___ DATA SUPPLIED

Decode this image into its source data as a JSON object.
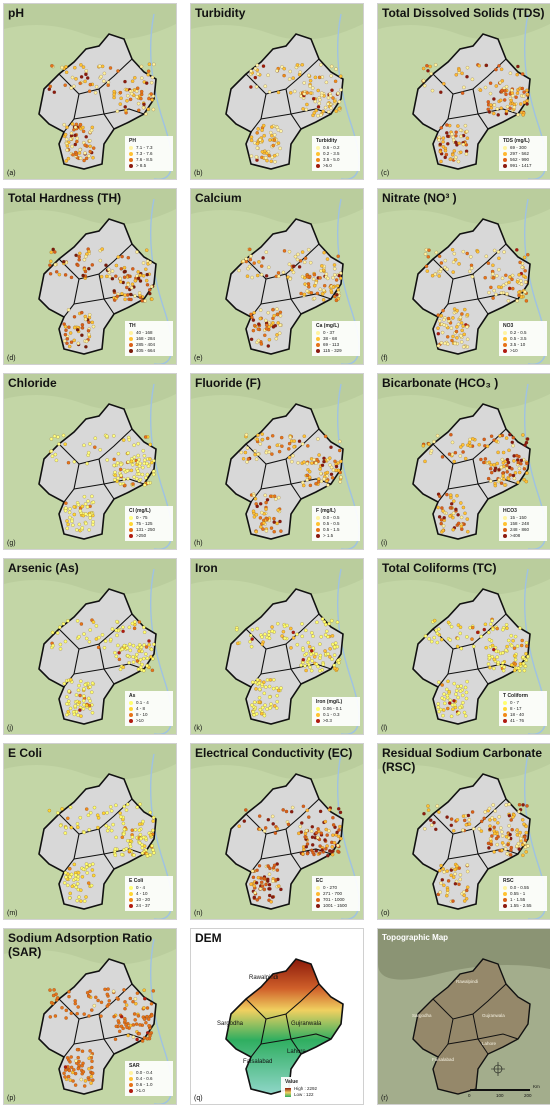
{
  "panels": [
    {
      "title": "pH",
      "letter": "(a)",
      "legend_title": "PH",
      "items": [
        "7.1 - 7.3",
        "7.3 - 7.6",
        "7.6 - 8.5",
        "> 8.5"
      ],
      "colors": [
        "#fff3a0",
        "#ffc233",
        "#e6731a",
        "#8b1a10"
      ],
      "dist": [
        0.3,
        0.35,
        0.25,
        0.1
      ]
    },
    {
      "title": "Turbidity",
      "letter": "(b)",
      "legend_title": "Turbidity",
      "items": [
        "0.6 - 0.2",
        "0.2 - 3.5",
        "3.5 - 5.0",
        ">5.0"
      ],
      "colors": [
        "#fff5a8",
        "#ffc233",
        "#f08a1a",
        "#a01a0a"
      ],
      "dist": [
        0.55,
        0.3,
        0.1,
        0.05
      ]
    },
    {
      "title": "Total Dissolved Solids (TDS)",
      "letter": "(c)",
      "legend_title": "TDS (mg/L)",
      "items": [
        "69 - 300",
        "297 - 562",
        "562 - 990",
        "991 - 1417"
      ],
      "colors": [
        "#fff3a0",
        "#ffb833",
        "#e0601a",
        "#8b1a10"
      ],
      "dist": [
        0.3,
        0.3,
        0.25,
        0.15
      ]
    },
    {
      "title": "Total Hardness (TH)",
      "letter": "(d)",
      "legend_title": "TH",
      "items": [
        "40 - 168",
        "168 - 284",
        "285 - 404",
        "405 - 664"
      ],
      "colors": [
        "#fff3a0",
        "#ffc233",
        "#d9601a",
        "#7a1a0a"
      ],
      "dist": [
        0.3,
        0.3,
        0.25,
        0.15
      ]
    },
    {
      "title": "Calcium",
      "letter": "(e)",
      "legend_title": "Ca (mg/L)",
      "items": [
        "0 - 37",
        "38 - 68",
        "69 - 113",
        "115 - 329"
      ],
      "colors": [
        "#fff3a0",
        "#ffc233",
        "#e6731a",
        "#8b1a10"
      ],
      "dist": [
        0.3,
        0.3,
        0.28,
        0.12
      ]
    },
    {
      "title": "Nitrate (NO³ )",
      "letter": "(f)",
      "legend_title": "NO3",
      "items": [
        "0.2 - 0.5",
        "0.5 - 3.5",
        "3.5 - 10",
        ">10"
      ],
      "colors": [
        "#fff3a0",
        "#ffc233",
        "#e6731a",
        "#b01a10"
      ],
      "dist": [
        0.45,
        0.3,
        0.2,
        0.05
      ]
    },
    {
      "title": "Chloride",
      "letter": "(g)",
      "legend_title": "Cl (mg/L)",
      "items": [
        "0 - 75",
        "75 - 125",
        "131 - 250",
        ">250"
      ],
      "colors": [
        "#ffff80",
        "#ffd633",
        "#e6731a",
        "#b01a10"
      ],
      "dist": [
        0.75,
        0.15,
        0.08,
        0.02
      ]
    },
    {
      "title": "Fluoride (F)",
      "letter": "(h)",
      "legend_title": "F (mg/L)",
      "items": [
        "0.0 - 0.5",
        "0.5 - 0.5",
        "0.5 - 1.5",
        "> 1.5"
      ],
      "colors": [
        "#fff3a0",
        "#ffc233",
        "#e6731a",
        "#8b1a10"
      ],
      "dist": [
        0.3,
        0.35,
        0.25,
        0.1
      ]
    },
    {
      "title": "Bicarbonate (HCO₃ )",
      "letter": "(i)",
      "legend_title": "HCO3",
      "items": [
        "15 - 150",
        "158 - 248",
        "248 - 860",
        ">408"
      ],
      "colors": [
        "#fff3a0",
        "#ffc233",
        "#d9601a",
        "#8b1a10"
      ],
      "dist": [
        0.2,
        0.35,
        0.3,
        0.15
      ]
    },
    {
      "title": "Arsenic (As)",
      "letter": "(j)",
      "legend_title": "As",
      "items": [
        "0.1 - 4",
        "4 - 8",
        "8 - 10",
        ">10"
      ],
      "colors": [
        "#ffff70",
        "#ffd633",
        "#e6731a",
        "#b01a10"
      ],
      "dist": [
        0.8,
        0.12,
        0.06,
        0.02
      ]
    },
    {
      "title": "Iron",
      "letter": "(k)",
      "legend_title": "Iron (mg/L)",
      "items": [
        "0.06 - 0.1",
        "0.1 - 0.3",
        ">0.3"
      ],
      "colors": [
        "#ffff70",
        "#ffc233",
        "#b01a10"
      ],
      "dist": [
        0.75,
        0.2,
        0.05
      ]
    },
    {
      "title": "Total Coliforms (TC)",
      "letter": "(l)",
      "legend_title": "T Coliform",
      "items": [
        "0 - 7",
        "8 - 17",
        "18 - 40",
        "41 - 76"
      ],
      "colors": [
        "#ffff70",
        "#ffd633",
        "#f08a1a",
        "#b01a10"
      ],
      "dist": [
        0.7,
        0.18,
        0.1,
        0.02
      ]
    },
    {
      "title": "E Coli",
      "letter": "(m)",
      "legend_title": "E Coli",
      "items": [
        "0 - 4",
        "4 - 10",
        "10 - 20",
        "24 - 37"
      ],
      "colors": [
        "#ffff70",
        "#ffd633",
        "#f08a1a",
        "#b01a10"
      ],
      "dist": [
        0.72,
        0.18,
        0.08,
        0.02
      ]
    },
    {
      "title": "Electrical Conductivity (EC)",
      "letter": "(n)",
      "legend_title": "EC",
      "items": [
        "0 - 270",
        "271 - 700",
        "701 - 1000",
        "1001 - 1500"
      ],
      "colors": [
        "#fff3a0",
        "#ffb833",
        "#d9601a",
        "#8b1a10"
      ],
      "dist": [
        0.15,
        0.25,
        0.3,
        0.3
      ]
    },
    {
      "title": "Residual Sodium Carbonate (RSC)",
      "letter": "(o)",
      "legend_title": "RSC",
      "items": [
        "0.0 - 0.55",
        "0.55 - 1",
        "1 - 1.55",
        "1.55 - 2.55"
      ],
      "colors": [
        "#fff3a0",
        "#ffc233",
        "#d9601a",
        "#8b1a10"
      ],
      "dist": [
        0.3,
        0.3,
        0.25,
        0.15
      ]
    },
    {
      "title": "Sodium Adsorption Ratio (SAR)",
      "letter": "(p)",
      "legend_title": "SAR",
      "items": [
        "0.0 - 0.4",
        "0.4 - 0.6",
        "0.6 - 1.0",
        ">1.0"
      ],
      "colors": [
        "#fff3a0",
        "#ffc233",
        "#e6731a",
        "#b01a10"
      ],
      "dist": [
        0.05,
        0.1,
        0.8,
        0.05
      ]
    }
  ],
  "dem": {
    "title": "DEM",
    "letter": "(q)",
    "legend_title": "Value",
    "high_label": "High : 2292",
    "low_label": "Low : 122",
    "regions": [
      "Rawalpindi",
      "Sargodha",
      "Gujranwala",
      "Lahore",
      "Faisalabad"
    ],
    "colors": {
      "high": "#8b1a0a",
      "mid": "#f0d060",
      "low": "#2fae60"
    }
  },
  "topo": {
    "title": "Topographic Map",
    "letter": "(r)",
    "regions": [
      "Rawalpindi",
      "Sargodha",
      "Gujranwala",
      "Faisalabad",
      "Lahore"
    ],
    "scale": [
      "0",
      "100",
      "200"
    ],
    "scale_unit": "Km"
  },
  "colors": {
    "base": "#e6e8df",
    "terrain_green": "#c3d6a6",
    "district_fill": "#d8d8d8",
    "border": "#111111",
    "river": "#9fc2e2"
  }
}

______

GOAL -> From the records above, pull out every line containing the word "Sodium".

FULL RESPONSE ->
      "title": "Residual Sodium Carbonate (RSC)",
      "title": "Sodium Adsorption Ratio (SAR)",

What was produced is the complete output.